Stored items
* BEGIN *

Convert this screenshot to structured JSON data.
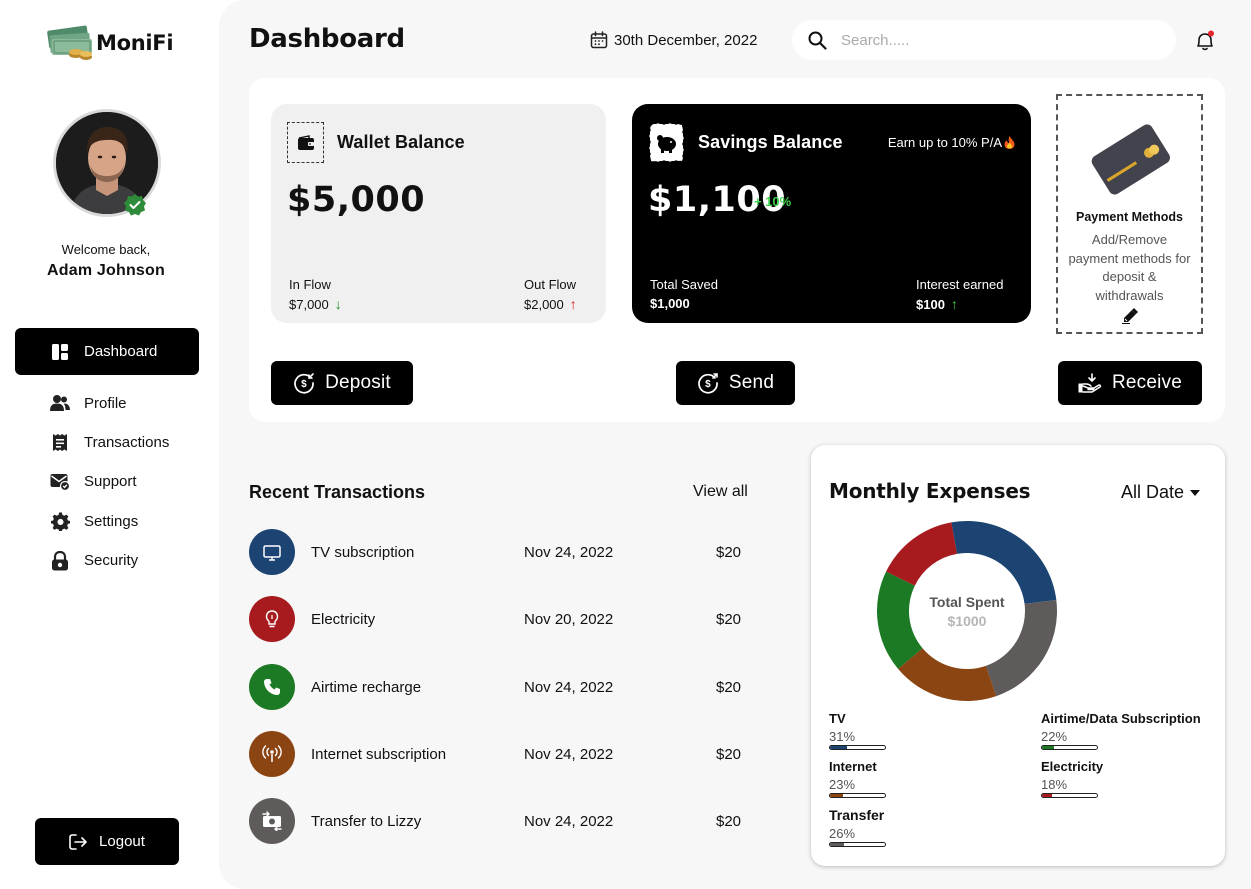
{
  "app": {
    "name": "MoniFi"
  },
  "user": {
    "welcome": "Welcome back,",
    "name": "Adam Johnson"
  },
  "nav": [
    {
      "label": "Dashboard",
      "icon": "dashboard-icon",
      "active": true
    },
    {
      "label": "Profile",
      "icon": "users-icon"
    },
    {
      "label": "Transactions",
      "icon": "receipt-icon"
    },
    {
      "label": "Support",
      "icon": "mail-support-icon"
    },
    {
      "label": "Settings",
      "icon": "gear-icon"
    },
    {
      "label": "Security",
      "icon": "lock-icon"
    }
  ],
  "logout_label": "Logout",
  "header": {
    "title": "Dashboard",
    "date": "30th December, 2022",
    "search_placeholder": "Search....."
  },
  "wallet": {
    "title": "Wallet Balance",
    "amount": "$5,000",
    "in_label": "In Flow",
    "in_value": "$7,000",
    "out_label": "Out Flow",
    "out_value": "$2,000"
  },
  "savings": {
    "title": "Savings Balance",
    "earn": "Earn up to 10% P/A",
    "amount": "$1,100",
    "growth": "+ 10%",
    "saved_label": "Total Saved",
    "saved_value": "$1,000",
    "interest_label": "Interest earned",
    "interest_value": "$100"
  },
  "payment": {
    "title": "Payment Methods",
    "desc": "Add/Remove payment methods for deposit & withdrawals"
  },
  "actions": {
    "deposit": "Deposit",
    "send": "Send",
    "receive": "Receive"
  },
  "transactions": {
    "title": "Recent Transactions",
    "view_all": "View all",
    "rows": [
      {
        "name": "TV subscription",
        "date": "Nov 24, 2022",
        "amount": "$20",
        "icon": "tv-icon",
        "color": "#1b4472"
      },
      {
        "name": "Electricity",
        "date": "Nov 20, 2022",
        "amount": "$20",
        "icon": "bulb-icon",
        "color": "#a71b1f"
      },
      {
        "name": "Airtime recharge",
        "date": "Nov 24, 2022",
        "amount": "$20",
        "icon": "phone-icon",
        "color": "#1c7a24"
      },
      {
        "name": "Internet subscription",
        "date": "Nov 24, 2022",
        "amount": "$20",
        "icon": "wifi-icon",
        "color": "#8a4513"
      },
      {
        "name": "Transfer to Lizzy",
        "date": "Nov 24, 2022",
        "amount": "$20",
        "icon": "transfer-icon",
        "color": "#5f5b5b"
      }
    ]
  },
  "expenses": {
    "title": "Monthly Expenses",
    "filter": "All Date",
    "center_label": "Total Spent",
    "center_value": "$1000",
    "categories": [
      {
        "name": "TV",
        "pct": "31%",
        "value": 31,
        "color": "#1b4472"
      },
      {
        "name": "Airtime/Data Subscription",
        "pct": "22%",
        "value": 22,
        "color": "#1c7a24"
      },
      {
        "name": "Internet",
        "pct": "23%",
        "value": 23,
        "color": "#8a4513"
      },
      {
        "name": "Electricity",
        "pct": "18%",
        "value": 18,
        "color": "#a71b1f"
      },
      {
        "name": "Transfer",
        "pct": "26%",
        "value": 26,
        "color": "#5f5b5b"
      }
    ]
  },
  "chart_data": {
    "type": "pie",
    "title": "Monthly Expenses",
    "categories": [
      "TV",
      "Airtime/Data Subscription",
      "Internet",
      "Electricity",
      "Transfer"
    ],
    "values": [
      31,
      22,
      23,
      18,
      26
    ],
    "colors": [
      "#1b4472",
      "#1c7a24",
      "#8a4513",
      "#a71b1f",
      "#5f5b5b"
    ]
  }
}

* END *

# The request
Give all the lines above again, character for character, without pictures.

# The solution
Convert this screenshot to structured JSON data.
{
  "app": {
    "name": "MoniFi"
  },
  "user": {
    "welcome": "Welcome back,",
    "name": "Adam Johnson"
  },
  "nav": [
    {
      "label": "Dashboard",
      "icon": "dashboard-icon",
      "active": true
    },
    {
      "label": "Profile",
      "icon": "users-icon"
    },
    {
      "label": "Transactions",
      "icon": "receipt-icon"
    },
    {
      "label": "Support",
      "icon": "mail-support-icon"
    },
    {
      "label": "Settings",
      "icon": "gear-icon"
    },
    {
      "label": "Security",
      "icon": "lock-icon"
    }
  ],
  "logout_label": "Logout",
  "header": {
    "title": "Dashboard",
    "date": "30th December, 2022",
    "search_placeholder": "Search....."
  },
  "wallet": {
    "title": "Wallet Balance",
    "amount": "$5,000",
    "in_label": "In Flow",
    "in_value": "$7,000",
    "out_label": "Out Flow",
    "out_value": "$2,000"
  },
  "savings": {
    "title": "Savings Balance",
    "earn": "Earn up to 10% P/A",
    "amount": "$1,100",
    "growth": "+ 10%",
    "saved_label": "Total Saved",
    "saved_value": "$1,000",
    "interest_label": "Interest earned",
    "interest_value": "$100"
  },
  "payment": {
    "title": "Payment Methods",
    "desc": "Add/Remove payment methods for deposit & withdrawals"
  },
  "actions": {
    "deposit": "Deposit",
    "send": "Send",
    "receive": "Receive"
  },
  "transactions": {
    "title": "Recent Transactions",
    "view_all": "View all",
    "rows": [
      {
        "name": "TV subscription",
        "date": "Nov 24, 2022",
        "amount": "$20",
        "icon": "tv-icon",
        "color": "#1b4472"
      },
      {
        "name": "Electricity",
        "date": "Nov 20, 2022",
        "amount": "$20",
        "icon": "bulb-icon",
        "color": "#a71b1f"
      },
      {
        "name": "Airtime recharge",
        "date": "Nov 24, 2022",
        "amount": "$20",
        "icon": "phone-icon",
        "color": "#1c7a24"
      },
      {
        "name": "Internet subscription",
        "date": "Nov 24, 2022",
        "amount": "$20",
        "icon": "wifi-icon",
        "color": "#8a4513"
      },
      {
        "name": "Transfer to Lizzy",
        "date": "Nov 24, 2022",
        "amount": "$20",
        "icon": "transfer-icon",
        "color": "#5f5b5b"
      }
    ]
  },
  "expenses": {
    "title": "Monthly Expenses",
    "filter": "All Date",
    "center_label": "Total Spent",
    "center_value": "$1000",
    "categories": [
      {
        "name": "TV",
        "pct": "31%",
        "value": 31,
        "color": "#1b4472"
      },
      {
        "name": "Airtime/Data Subscription",
        "pct": "22%",
        "value": 22,
        "color": "#1c7a24"
      },
      {
        "name": "Internet",
        "pct": "23%",
        "value": 23,
        "color": "#8a4513"
      },
      {
        "name": "Electricity",
        "pct": "18%",
        "value": 18,
        "color": "#a71b1f"
      },
      {
        "name": "Transfer",
        "pct": "26%",
        "value": 26,
        "color": "#5f5b5b"
      }
    ]
  },
  "chart_data": {
    "type": "pie",
    "title": "Monthly Expenses",
    "categories": [
      "TV",
      "Airtime/Data Subscription",
      "Internet",
      "Electricity",
      "Transfer"
    ],
    "values": [
      31,
      22,
      23,
      18,
      26
    ],
    "colors": [
      "#1b4472",
      "#1c7a24",
      "#8a4513",
      "#a71b1f",
      "#5f5b5b"
    ]
  }
}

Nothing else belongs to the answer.